▶ Written task: Lines containing the string "được" are to be collected in full.

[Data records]
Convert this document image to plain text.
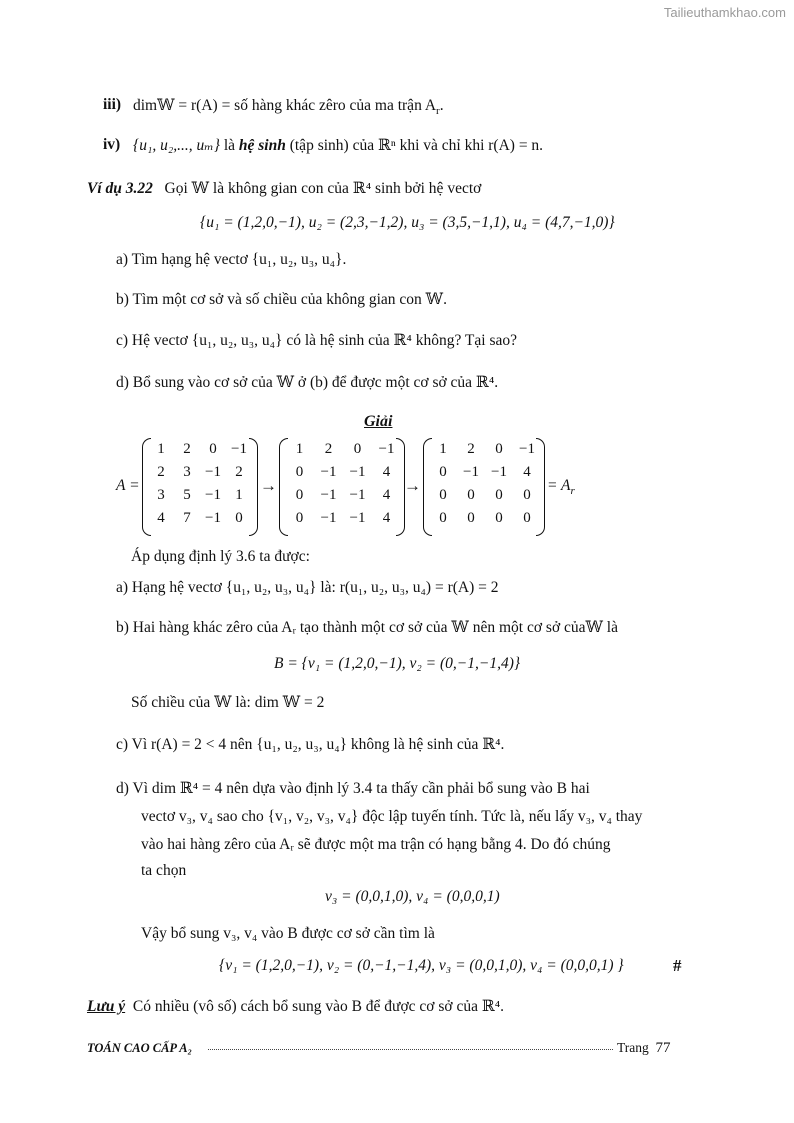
Tailieuthamkhao.com
iii) dim𝕎 = r(A) = số hàng khác zêro của ma trận $A_r$.
iv) {u₁, u₂,..., uₘ} là hệ sinh (tập sinh) của ℝⁿ khi và chỉ khi r(A) = n.
Ví dụ 3.22 Gọi 𝕎 là không gian con của ℝ⁴ sinh bởi hệ vectơ
{u₁ = (1,2,0,−1), u₂ = (2,3,−1,2), u₃ = (3,5,−1,1), u₄ = (4,7,−1,0)}
a) Tìm hạng hệ vectơ {u₁, u₂, u₃, u₄}.
b) Tìm một cơ sở và số chiều của không gian con 𝕎.
c) Hệ vectơ {u₁, u₂, u₃, u₄} có là hệ sinh của ℝ⁴ không? Tại sao?
d) Bổ sung vào cơ sở của 𝕎 ở (b) để được một cơ sở của ℝ⁴.
Giải
A =
1	2	0 −1
2	3 −1 2
3	5 −1 1
4	7 −1 0
→
1	2	0	−1
0	−1 −1	4
0	−1 −1	4
0	−1 −1	4
→
1	2	0	−1
0	−1 −1	4
0	0	0	0
0	0	0	0
= $A_r$
Áp dụng định lý 3.6 ta được:
a) Hạng hệ vectơ {u₁, u₂, u₃, u₄} là: r(u₁, u₂, u₃, u₄) = r(A) = 2
b) Hai hàng khác zêro của Aᵣ tạo thành một cơ sở của 𝕎 nên một cơ sở của𝕎 là
B = {v₁ = (1,2,0,−1), v₂ = (0,−1,−1,4)}
Số chiều của 𝕎 là: dim 𝕎 = 2
c) Vì r(A) = 2 < 4 nên {u₁, u₂, u₃, u₄} không là hệ sinh của ℝ⁴.
d) Vì dim ℝ⁴ = 4 nên dựa vào định lý 3.4 ta thấy cần phải bổ sung vào B hai
vectơ v₃, v₄ sao cho {v₁, v₂, v₃, v₄} độc lập tuyến tính. Tức là, nếu lấy v₃, v₄ thay
vào hai hàng zêro của Aᵣ sẽ được một ma trận có hạng bằng 4. Do đó chúng
ta chọn
v₃ = (0,0,1,0), v₄ = (0,0,0,1)
Vậy bổ sung v₃, v₄ vào B được cơ sở cần tìm là
{v₁ = (1,2,0,−1), v₂ = (0,−1,−1,4), v₃ = (0,0,1,0), v₄ = (0,0,0,1) }	#
Lưu ý Có nhiều (vô số) cách bổ sung vào B để được cơ sở của ℝ⁴.
TOÁN CAO CẤP A₂	Trang 77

▶ Answer to the exercise:
d) Bổ sung vào cơ sở của 𝕎 ở (b) để được một cơ sở của ℝ⁴.
Áp dụng định lý 3.6 ta được:
vào hai hàng zêro của Aᵣ sẽ được một ma trận có hạng bằng 4. Do đó chúng
Vậy bổ sung v₃, v₄ vào B được cơ sở cần tìm là
Lưu ý Có nhiều (vô số) cách bổ sung vào B để được cơ sở của ℝ⁴.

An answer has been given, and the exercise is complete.